• _TASK TO CARRY OUT_
Read the material below and count the lines holding the string "text". Give that count with nothing added.

Saved data entries
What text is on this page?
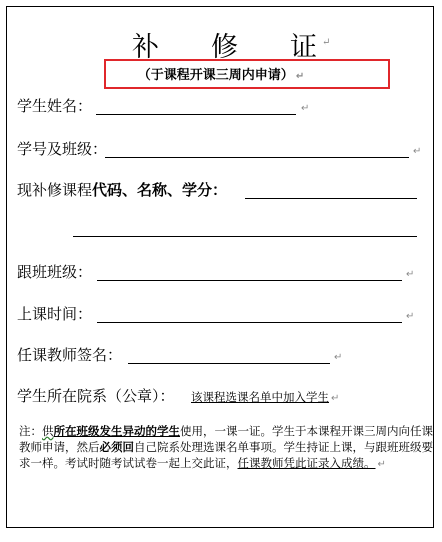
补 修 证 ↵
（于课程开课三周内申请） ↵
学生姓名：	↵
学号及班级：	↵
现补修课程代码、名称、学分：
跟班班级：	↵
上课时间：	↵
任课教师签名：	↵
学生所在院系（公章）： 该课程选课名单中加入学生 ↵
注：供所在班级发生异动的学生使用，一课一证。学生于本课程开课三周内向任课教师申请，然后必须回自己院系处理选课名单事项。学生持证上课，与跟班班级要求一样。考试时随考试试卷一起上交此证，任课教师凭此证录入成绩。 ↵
* * *
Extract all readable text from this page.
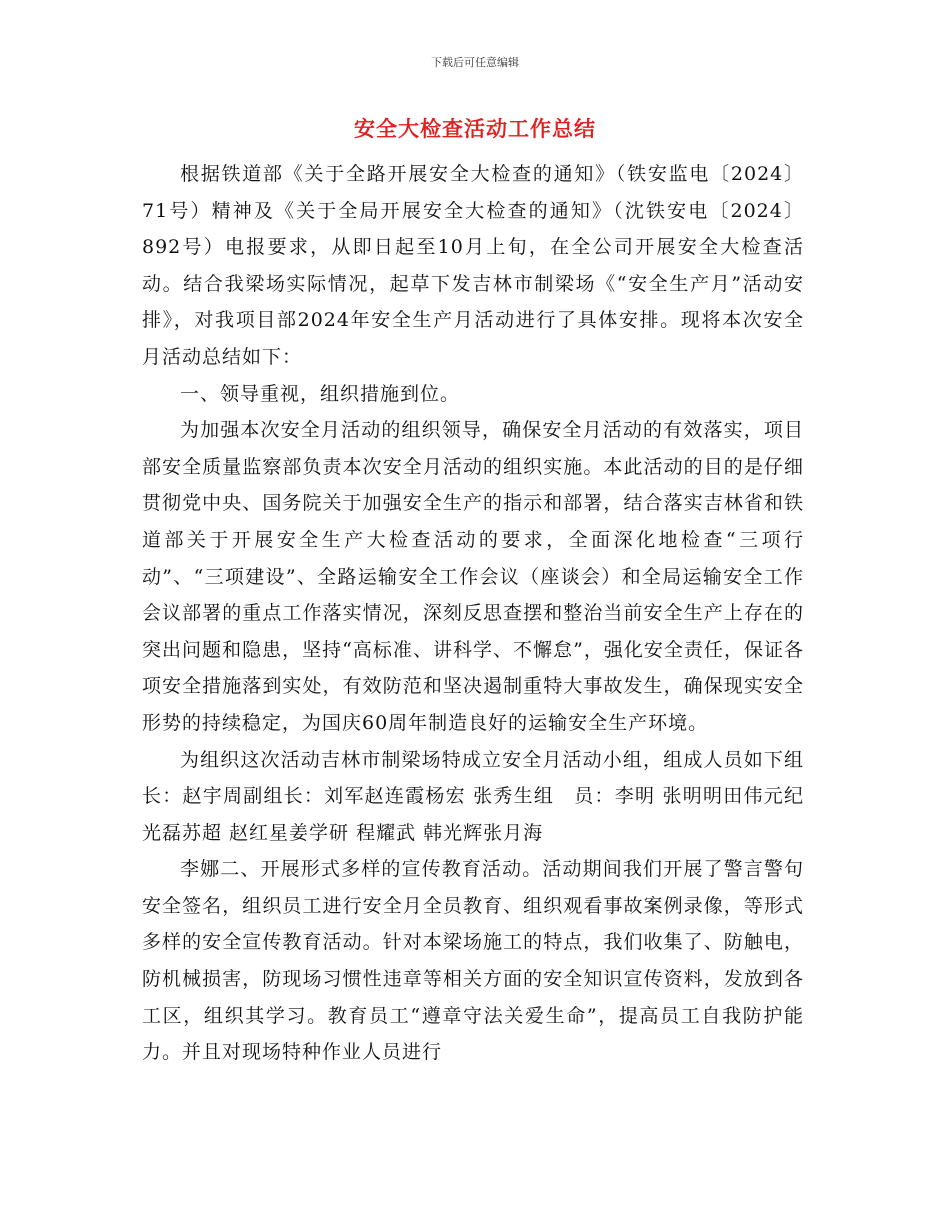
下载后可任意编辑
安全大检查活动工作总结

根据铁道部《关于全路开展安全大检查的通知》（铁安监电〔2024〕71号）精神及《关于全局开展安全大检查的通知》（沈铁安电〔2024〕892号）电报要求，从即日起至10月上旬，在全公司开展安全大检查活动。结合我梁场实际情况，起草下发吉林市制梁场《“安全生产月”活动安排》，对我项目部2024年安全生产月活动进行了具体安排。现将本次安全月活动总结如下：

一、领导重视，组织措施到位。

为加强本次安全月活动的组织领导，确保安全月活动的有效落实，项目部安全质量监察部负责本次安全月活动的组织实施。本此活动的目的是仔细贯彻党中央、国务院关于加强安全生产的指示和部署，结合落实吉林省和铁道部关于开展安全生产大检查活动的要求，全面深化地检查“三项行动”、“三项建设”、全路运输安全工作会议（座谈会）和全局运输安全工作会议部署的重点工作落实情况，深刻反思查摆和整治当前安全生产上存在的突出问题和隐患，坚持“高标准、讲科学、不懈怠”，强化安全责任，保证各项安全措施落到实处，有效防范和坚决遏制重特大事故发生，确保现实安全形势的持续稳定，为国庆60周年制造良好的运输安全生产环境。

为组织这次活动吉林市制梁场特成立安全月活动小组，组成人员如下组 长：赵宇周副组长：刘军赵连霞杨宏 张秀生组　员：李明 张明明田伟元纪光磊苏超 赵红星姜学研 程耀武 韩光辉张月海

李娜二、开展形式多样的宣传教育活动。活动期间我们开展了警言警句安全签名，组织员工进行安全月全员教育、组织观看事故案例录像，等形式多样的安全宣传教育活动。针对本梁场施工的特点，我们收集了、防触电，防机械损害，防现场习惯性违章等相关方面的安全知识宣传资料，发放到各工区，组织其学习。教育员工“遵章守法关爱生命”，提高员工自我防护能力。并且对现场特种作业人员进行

• _FULL OUTPUT_
2